Given task — Show every line of the entries below that contains the string "screenshot", matching case exactly.

Records supplied —
· · ·
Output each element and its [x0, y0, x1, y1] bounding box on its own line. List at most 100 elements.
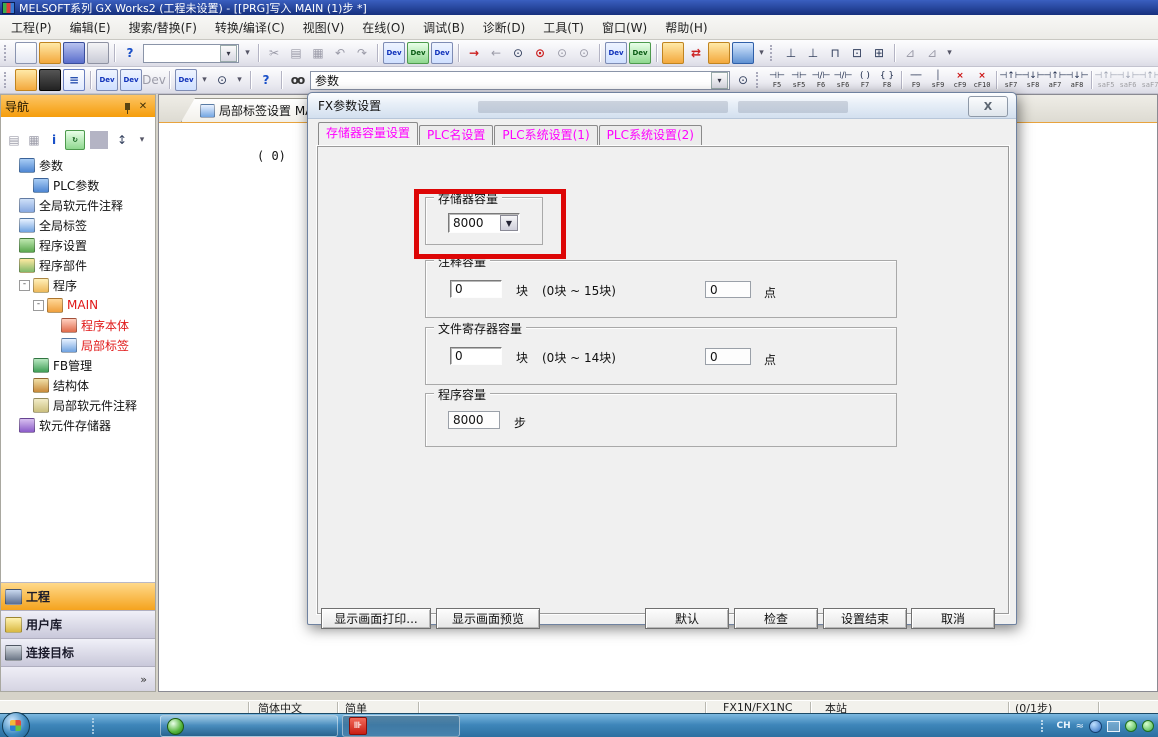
· · ·
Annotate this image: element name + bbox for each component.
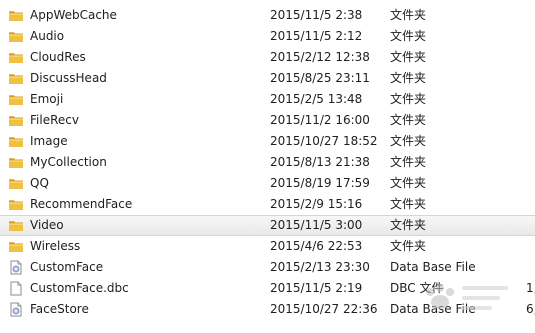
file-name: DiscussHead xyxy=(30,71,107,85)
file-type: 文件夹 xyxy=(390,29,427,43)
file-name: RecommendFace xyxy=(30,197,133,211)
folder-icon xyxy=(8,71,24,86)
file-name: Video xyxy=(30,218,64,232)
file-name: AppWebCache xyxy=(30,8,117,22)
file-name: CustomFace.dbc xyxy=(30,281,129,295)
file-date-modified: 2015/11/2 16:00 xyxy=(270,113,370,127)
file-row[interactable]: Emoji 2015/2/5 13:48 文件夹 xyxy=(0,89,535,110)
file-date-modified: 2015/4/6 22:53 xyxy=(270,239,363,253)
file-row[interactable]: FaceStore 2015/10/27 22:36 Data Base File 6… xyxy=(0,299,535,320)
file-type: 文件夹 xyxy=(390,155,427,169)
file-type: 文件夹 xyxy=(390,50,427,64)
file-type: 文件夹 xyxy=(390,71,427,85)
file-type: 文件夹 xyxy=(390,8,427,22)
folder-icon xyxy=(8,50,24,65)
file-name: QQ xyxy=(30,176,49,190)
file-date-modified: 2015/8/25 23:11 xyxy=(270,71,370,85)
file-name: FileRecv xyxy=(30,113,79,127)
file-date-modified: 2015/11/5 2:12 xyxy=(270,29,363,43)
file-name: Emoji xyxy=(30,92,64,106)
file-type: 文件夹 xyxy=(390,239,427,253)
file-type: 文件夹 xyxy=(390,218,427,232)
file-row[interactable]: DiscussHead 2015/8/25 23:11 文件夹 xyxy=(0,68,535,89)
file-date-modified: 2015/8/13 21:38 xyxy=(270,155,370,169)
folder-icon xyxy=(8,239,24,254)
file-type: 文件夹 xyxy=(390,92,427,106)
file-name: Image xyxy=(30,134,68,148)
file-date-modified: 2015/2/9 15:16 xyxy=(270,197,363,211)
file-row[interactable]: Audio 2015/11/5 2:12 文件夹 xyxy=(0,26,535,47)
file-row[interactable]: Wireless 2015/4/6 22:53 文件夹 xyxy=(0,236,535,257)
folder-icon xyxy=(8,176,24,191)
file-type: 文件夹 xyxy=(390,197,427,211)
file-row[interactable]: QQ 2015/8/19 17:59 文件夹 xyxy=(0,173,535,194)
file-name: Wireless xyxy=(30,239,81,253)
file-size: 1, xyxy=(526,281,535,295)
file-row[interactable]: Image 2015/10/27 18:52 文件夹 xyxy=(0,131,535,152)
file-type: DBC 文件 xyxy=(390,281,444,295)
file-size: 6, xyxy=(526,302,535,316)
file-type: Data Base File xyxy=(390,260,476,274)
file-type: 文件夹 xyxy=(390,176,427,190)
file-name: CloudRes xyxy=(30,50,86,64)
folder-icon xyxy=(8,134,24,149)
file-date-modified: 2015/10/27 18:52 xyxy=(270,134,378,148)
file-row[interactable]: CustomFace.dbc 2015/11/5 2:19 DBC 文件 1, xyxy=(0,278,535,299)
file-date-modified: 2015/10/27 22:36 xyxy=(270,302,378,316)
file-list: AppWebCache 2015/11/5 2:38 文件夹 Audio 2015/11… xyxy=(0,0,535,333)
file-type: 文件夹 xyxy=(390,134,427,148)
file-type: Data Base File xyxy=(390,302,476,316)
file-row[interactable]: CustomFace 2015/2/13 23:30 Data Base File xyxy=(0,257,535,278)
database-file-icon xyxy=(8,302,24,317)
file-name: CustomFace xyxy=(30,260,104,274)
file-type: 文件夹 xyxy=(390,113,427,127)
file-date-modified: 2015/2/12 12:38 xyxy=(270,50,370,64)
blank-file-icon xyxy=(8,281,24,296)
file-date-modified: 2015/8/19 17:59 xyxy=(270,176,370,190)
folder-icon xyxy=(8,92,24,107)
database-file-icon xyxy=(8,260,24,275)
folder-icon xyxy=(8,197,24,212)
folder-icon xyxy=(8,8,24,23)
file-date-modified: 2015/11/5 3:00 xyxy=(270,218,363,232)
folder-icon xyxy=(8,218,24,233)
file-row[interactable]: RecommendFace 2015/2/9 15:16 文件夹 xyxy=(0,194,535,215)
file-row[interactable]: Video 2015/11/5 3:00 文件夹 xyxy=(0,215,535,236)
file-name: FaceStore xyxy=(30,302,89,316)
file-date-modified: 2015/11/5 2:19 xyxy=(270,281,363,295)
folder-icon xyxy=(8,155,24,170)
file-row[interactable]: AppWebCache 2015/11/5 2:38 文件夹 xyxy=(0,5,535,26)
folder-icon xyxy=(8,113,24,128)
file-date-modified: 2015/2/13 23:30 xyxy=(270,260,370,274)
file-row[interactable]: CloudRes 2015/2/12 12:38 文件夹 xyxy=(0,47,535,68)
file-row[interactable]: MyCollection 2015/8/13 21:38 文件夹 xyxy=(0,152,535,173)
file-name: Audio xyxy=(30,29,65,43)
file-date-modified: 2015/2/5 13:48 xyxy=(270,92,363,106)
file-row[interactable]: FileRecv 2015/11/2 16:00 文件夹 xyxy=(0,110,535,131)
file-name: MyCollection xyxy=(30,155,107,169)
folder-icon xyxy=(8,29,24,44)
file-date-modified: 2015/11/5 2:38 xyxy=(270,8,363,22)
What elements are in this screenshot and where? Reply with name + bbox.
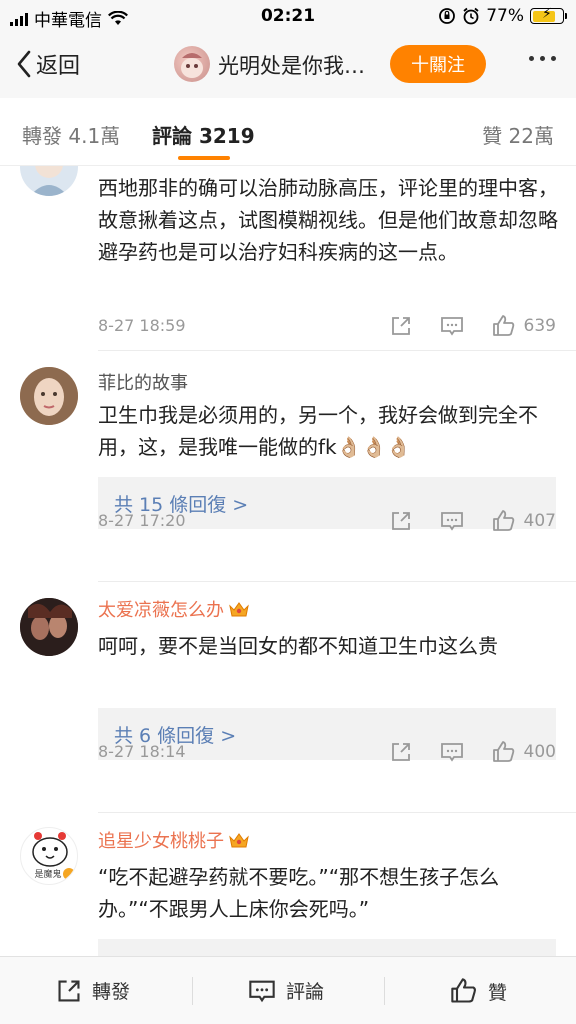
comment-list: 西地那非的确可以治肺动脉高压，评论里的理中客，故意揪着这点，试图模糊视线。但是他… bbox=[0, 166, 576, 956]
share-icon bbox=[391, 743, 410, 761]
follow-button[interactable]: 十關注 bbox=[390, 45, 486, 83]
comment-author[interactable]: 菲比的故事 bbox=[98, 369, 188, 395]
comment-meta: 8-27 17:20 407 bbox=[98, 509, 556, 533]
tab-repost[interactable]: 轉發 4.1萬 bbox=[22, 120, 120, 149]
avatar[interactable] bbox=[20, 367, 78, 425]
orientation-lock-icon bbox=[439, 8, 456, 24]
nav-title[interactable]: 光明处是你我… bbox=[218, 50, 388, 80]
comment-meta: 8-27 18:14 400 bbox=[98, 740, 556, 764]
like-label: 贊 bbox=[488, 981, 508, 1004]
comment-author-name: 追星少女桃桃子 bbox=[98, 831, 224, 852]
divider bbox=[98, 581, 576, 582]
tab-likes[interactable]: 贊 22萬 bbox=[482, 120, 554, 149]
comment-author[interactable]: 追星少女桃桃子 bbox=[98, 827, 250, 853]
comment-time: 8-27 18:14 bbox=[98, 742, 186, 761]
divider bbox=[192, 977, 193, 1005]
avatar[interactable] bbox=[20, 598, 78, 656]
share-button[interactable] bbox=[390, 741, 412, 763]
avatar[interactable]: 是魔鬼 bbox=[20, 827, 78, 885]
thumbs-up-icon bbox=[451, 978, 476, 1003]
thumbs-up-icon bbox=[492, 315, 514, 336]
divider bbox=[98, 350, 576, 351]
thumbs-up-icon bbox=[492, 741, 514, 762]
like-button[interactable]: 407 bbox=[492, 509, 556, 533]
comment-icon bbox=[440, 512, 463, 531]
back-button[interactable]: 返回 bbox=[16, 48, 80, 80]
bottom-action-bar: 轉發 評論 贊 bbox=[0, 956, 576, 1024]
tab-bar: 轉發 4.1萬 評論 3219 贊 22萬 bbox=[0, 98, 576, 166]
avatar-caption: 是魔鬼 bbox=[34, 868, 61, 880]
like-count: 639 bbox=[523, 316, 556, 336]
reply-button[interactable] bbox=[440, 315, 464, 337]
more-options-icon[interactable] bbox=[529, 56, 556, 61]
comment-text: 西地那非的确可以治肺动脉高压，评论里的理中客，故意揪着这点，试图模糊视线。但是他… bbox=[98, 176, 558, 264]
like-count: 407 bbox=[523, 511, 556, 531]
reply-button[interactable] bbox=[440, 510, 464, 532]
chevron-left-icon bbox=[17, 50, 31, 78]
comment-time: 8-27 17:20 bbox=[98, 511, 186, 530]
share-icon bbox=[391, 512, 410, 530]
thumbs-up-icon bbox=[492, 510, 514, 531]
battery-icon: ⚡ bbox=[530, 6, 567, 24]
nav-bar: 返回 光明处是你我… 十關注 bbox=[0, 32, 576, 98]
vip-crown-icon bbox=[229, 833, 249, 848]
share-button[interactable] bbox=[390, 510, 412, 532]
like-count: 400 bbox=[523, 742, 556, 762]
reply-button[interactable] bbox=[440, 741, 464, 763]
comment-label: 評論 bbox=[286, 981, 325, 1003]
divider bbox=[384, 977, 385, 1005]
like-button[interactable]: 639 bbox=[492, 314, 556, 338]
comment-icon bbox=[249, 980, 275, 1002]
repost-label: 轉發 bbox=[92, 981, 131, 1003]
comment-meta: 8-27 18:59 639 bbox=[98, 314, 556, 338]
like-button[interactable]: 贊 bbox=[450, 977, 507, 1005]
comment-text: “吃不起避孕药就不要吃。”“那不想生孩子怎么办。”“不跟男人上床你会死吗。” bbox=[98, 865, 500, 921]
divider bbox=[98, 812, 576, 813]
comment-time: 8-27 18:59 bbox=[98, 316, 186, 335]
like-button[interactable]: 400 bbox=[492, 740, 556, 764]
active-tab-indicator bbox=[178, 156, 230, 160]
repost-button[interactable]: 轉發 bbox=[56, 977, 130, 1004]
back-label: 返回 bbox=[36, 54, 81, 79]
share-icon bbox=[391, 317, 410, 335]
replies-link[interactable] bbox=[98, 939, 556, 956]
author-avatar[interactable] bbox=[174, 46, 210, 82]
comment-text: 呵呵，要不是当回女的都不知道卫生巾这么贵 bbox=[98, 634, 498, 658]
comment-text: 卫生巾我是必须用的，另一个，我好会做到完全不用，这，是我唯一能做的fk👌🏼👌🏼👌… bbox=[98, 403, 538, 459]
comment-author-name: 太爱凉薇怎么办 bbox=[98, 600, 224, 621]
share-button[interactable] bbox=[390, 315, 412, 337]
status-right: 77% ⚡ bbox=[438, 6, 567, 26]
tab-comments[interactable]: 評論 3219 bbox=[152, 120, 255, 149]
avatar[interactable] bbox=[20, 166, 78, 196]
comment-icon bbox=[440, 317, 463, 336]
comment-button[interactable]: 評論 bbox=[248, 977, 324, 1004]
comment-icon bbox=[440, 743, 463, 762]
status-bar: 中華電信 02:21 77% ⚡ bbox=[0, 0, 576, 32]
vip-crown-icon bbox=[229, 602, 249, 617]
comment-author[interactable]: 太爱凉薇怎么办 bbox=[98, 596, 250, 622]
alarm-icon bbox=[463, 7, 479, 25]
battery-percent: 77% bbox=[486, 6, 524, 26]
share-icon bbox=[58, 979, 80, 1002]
· · ·
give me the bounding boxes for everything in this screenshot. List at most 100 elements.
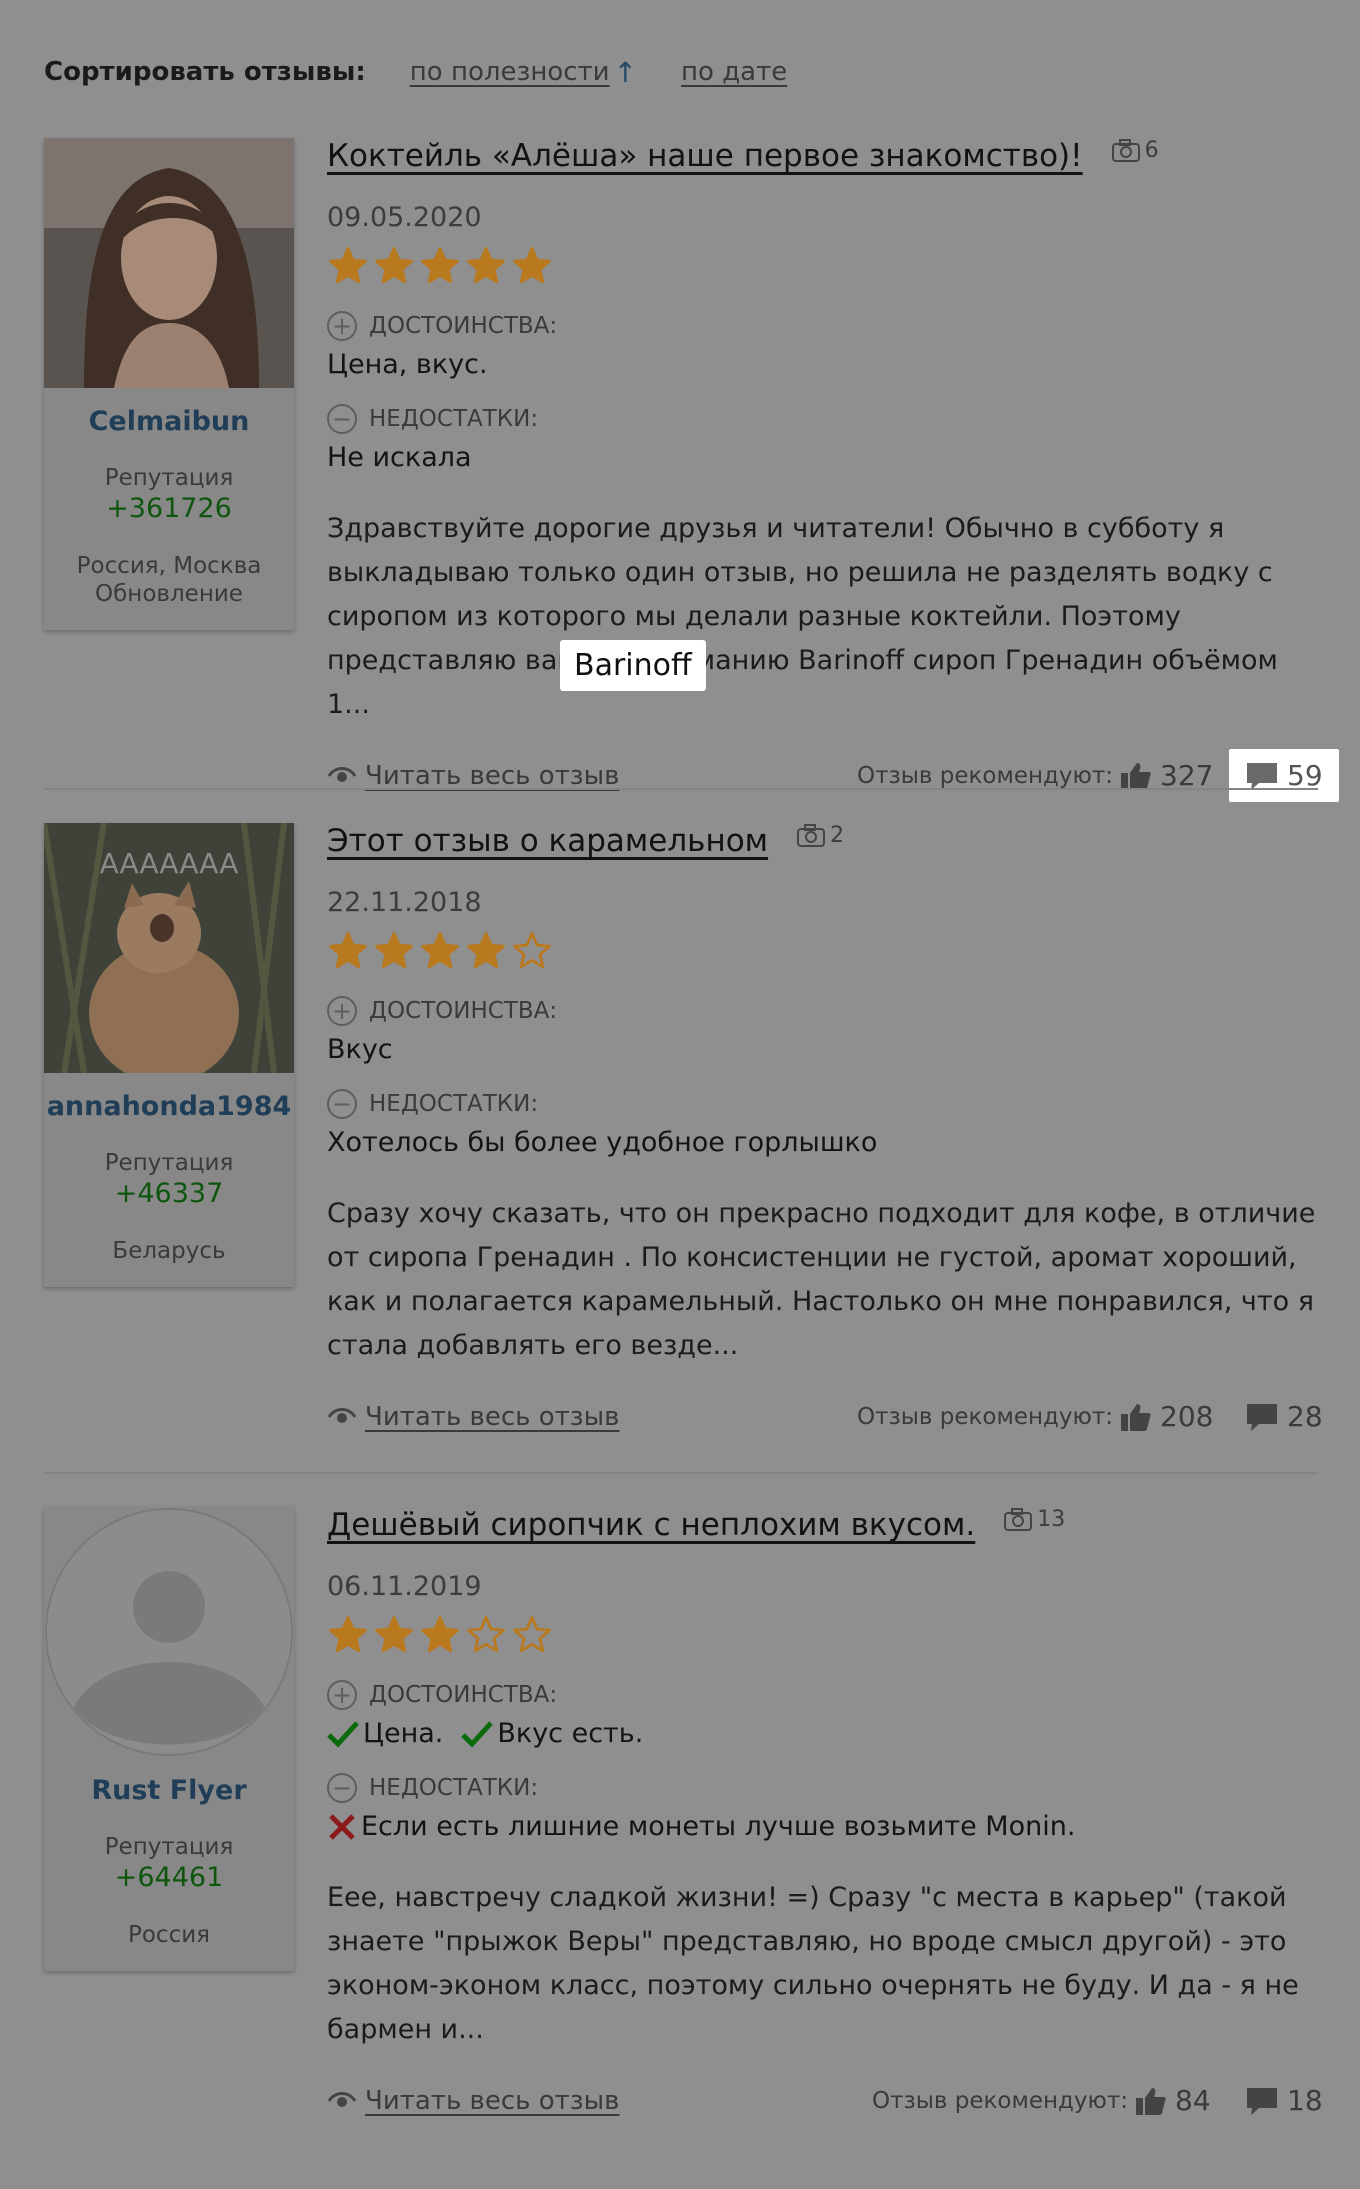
· · ·
Problem solution —
What elements are in this screenshot and where? Reply with name + bbox.
give me the bounding boxes for everything in this screenshot. List at most 100 elements.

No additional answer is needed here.